▶ AIM OF THE EXERCISE
Repeat every line exactly, keeping the pictures out of the copy.

Collected data entries
========

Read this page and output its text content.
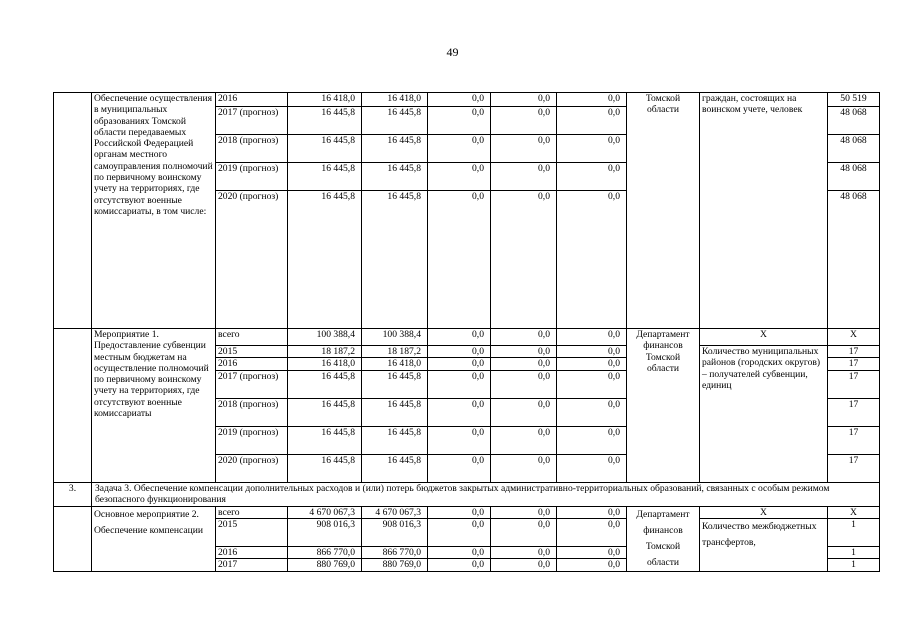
49
	Обеспечение осуществления в муниципальных образованиях Томской области передаваемых Российской Федерацией органам местного самоуправления полномочий по первичному воинскому учету на территориях, где отсутствуют военные комиссариаты, в том числе:	2016	16 418,0	16 418,0	0,0	0,0	0,0	Томской области	граждан, состоящих на воинском учете, человек	50 519
		2017 (прогноз)	16 445,8	16 445,8	0,0	0,0	0,0			48 068
		2018 (прогноз)	16 445,8	16 445,8	0,0	0,0	0,0			48 068
		2019 (прогноз)	16 445,8	16 445,8	0,0	0,0	0,0			48 068
		2020 (прогноз)	16 445,8	16 445,8	0,0	0,0	0,0			48 068
	Мероприятие 1. Предоставление субвенции местным бюджетам на осуществление полномочий по первичному воинскому учету на территориях, где отсутствуют военные комиссариаты	всего	100 388,4	100 388,4	0,0	0,0	0,0	Департамент финансов Томской области	Х	Х
		2015	18 187,2	18 187,2	0,0	0,0	0,0		Количество муниципальных районов (городских округов) – получателей субвенции, единиц	17
		2016	16 418,0	16 418,0	0,0	0,0	0,0			17
		2017 (прогноз)	16 445,8	16 445,8	0,0	0,0	0,0			17
		2018 (прогноз)	16 445,8	16 445,8	0,0	0,0	0,0			17
		2019 (прогноз)	16 445,8	16 445,8	0,0	0,0	0,0			17
		2020 (прогноз)	16 445,8	16 445,8	0,0	0,0	0,0			17
3.	Задача 3. Обеспечение компенсации дополнительных расходов и (или) потерь бюджетов закрытых административно-территориальных образований, связанных с особым режимом безопасного функционирования									
	Основное мероприятие 2. Обеспечение компенсации	всего	4 670 067,3	4 670 067,3	0,0	0,0	0,0	Департамент финансов Томской области	Х	Х
		2015	908 016,3	908 016,3	0,0	0,0	0,0		Количество межбюджетных трансфертов,	1
		2016	866 770,0	866 770,0	0,0	0,0	0,0			1
		2017	880 769,0	880 769,0	0,0	0,0	0,0			1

========

▶ RESPONSE FOR THIS EXERCISE
Read this page and output its text content.
49
	Обеспечение осуществления в муниципальных образованиях Томской области передаваемых Российской Федерацией органам местного самоуправления полномочий по первичному воинскому учету на территориях, где отсутствуют военные комиссариаты, в том числе:	2016	16 418,0	16 418,0	0,0	0,0	0,0	Томской области	граждан, состоящих на воинском учете, человек	50 519
		2017 (прогноз)	16 445,8	16 445,8	0,0	0,0	0,0			48 068
		2018 (прогноз)	16 445,8	16 445,8	0,0	0,0	0,0			48 068
		2019 (прогноз)	16 445,8	16 445,8	0,0	0,0	0,0			48 068
		2020 (прогноз)	16 445,8	16 445,8	0,0	0,0	0,0			48 068
	Мероприятие 1. Предоставление субвенции местным бюджетам на осуществление полномочий по первичному воинскому учету на территориях, где отсутствуют военные комиссариаты	всего	100 388,4	100 388,4	0,0	0,0	0,0	Департамент финансов Томской области	Х	Х
		2015	18 187,2	18 187,2	0,0	0,0	0,0		Количество муниципальных районов (городских округов) – получателей субвенции, единиц	17
		2016	16 418,0	16 418,0	0,0	0,0	0,0			17
		2017 (прогноз)	16 445,8	16 445,8	0,0	0,0	0,0			17
		2018 (прогноз)	16 445,8	16 445,8	0,0	0,0	0,0			17
		2019 (прогноз)	16 445,8	16 445,8	0,0	0,0	0,0			17
		2020 (прогноз)	16 445,8	16 445,8	0,0	0,0	0,0			17
3.	Задача 3. Обеспечение компенсации дополнительных расходов и (или) потерь бюджетов закрытых административно-территориальных образований, связанных с особым режимом безопасного функционирования									
	Основное мероприятие 2. Обеспечение компенсации	всего	4 670 067,3	4 670 067,3	0,0	0,0	0,0	Департамент финансов Томской области	Х	Х
		2015	908 016,3	908 016,3	0,0	0,0	0,0		Количество межбюджетных трансфертов,	1
		2016	866 770,0	866 770,0	0,0	0,0	0,0			1
		2017	880 769,0	880 769,0	0,0	0,0	0,0			1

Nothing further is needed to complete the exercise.